# [Written exercise]
Output, with no changes, the span of lines that opens with the line containing "What data populates" and closes with the last line.

** Begin Supplied data **

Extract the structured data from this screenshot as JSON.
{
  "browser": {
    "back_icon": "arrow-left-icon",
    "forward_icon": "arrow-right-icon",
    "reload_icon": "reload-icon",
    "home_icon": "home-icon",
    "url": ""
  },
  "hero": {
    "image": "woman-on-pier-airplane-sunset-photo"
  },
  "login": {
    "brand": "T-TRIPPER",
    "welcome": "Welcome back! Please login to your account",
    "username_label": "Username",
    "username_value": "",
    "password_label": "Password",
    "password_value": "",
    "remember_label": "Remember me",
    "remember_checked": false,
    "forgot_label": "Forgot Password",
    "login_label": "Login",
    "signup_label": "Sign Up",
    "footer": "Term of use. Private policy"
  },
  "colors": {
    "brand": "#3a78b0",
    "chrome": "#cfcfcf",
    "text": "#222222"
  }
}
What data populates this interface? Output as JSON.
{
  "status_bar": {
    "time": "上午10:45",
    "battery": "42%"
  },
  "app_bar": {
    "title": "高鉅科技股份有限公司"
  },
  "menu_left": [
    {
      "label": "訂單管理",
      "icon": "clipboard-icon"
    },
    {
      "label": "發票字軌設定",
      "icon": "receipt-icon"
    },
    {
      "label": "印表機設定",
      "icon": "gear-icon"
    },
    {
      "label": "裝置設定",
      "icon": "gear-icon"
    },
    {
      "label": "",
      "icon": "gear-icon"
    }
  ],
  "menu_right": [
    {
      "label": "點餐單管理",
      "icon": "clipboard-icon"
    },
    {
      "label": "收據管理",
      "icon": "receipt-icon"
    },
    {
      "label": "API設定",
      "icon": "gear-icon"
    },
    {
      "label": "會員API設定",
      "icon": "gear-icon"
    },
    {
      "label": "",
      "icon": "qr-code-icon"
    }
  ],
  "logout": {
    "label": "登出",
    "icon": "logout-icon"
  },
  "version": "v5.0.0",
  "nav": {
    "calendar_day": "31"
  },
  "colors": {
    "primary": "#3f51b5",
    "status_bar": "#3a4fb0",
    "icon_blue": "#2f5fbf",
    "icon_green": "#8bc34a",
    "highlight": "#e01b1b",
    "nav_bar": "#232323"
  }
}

** End Supplied data **

# [The completed task]
What data populates this interface? Output as JSON.
{
  "status_bar": {
    "time": "上午10:45",
    "battery": "42%"
  },
  "app_bar": {
    "title": "高鉅科技股份有限公司"
  },
  "menu_left": [
    {
      "label": "訂單管理",
      "icon": "clipboard-icon"
    },
    {
      "label": "發票字軌設定",
      "icon": "receipt-icon"
    },
    {
      "label": "印表機設定",
      "icon": "gear-icon"
    },
    {
      "label": "裝置設定",
      "icon": "gear-icon"
    },
    {
      "label": "",
      "icon": "gear-icon"
    }
  ],
  "menu_right": [
    {
      "label": "點餐單管理",
      "icon": "clipboard-icon"
    },
    {
      "label": "收據管理",
      "icon": "receipt-icon"
    },
    {
      "label": "API設定",
      "icon": "gear-icon"
    },
    {
      "label": "會員API設定",
      "icon": "gear-icon"
    },
    {
      "label": "",
      "icon": "qr-code-icon"
    }
  ],
  "logout": {
    "label": "登出",
    "icon": "logout-icon"
  },
  "version": "v5.0.0",
  "nav": {
    "calendar_day": "31"
  },
  "colors": {
    "primary": "#3f51b5",
    "status_bar": "#3a4fb0",
    "icon_blue": "#2f5fbf",
    "icon_green": "#8bc34a",
    "highlight": "#e01b1b",
    "nav_bar": "#232323"
  }
}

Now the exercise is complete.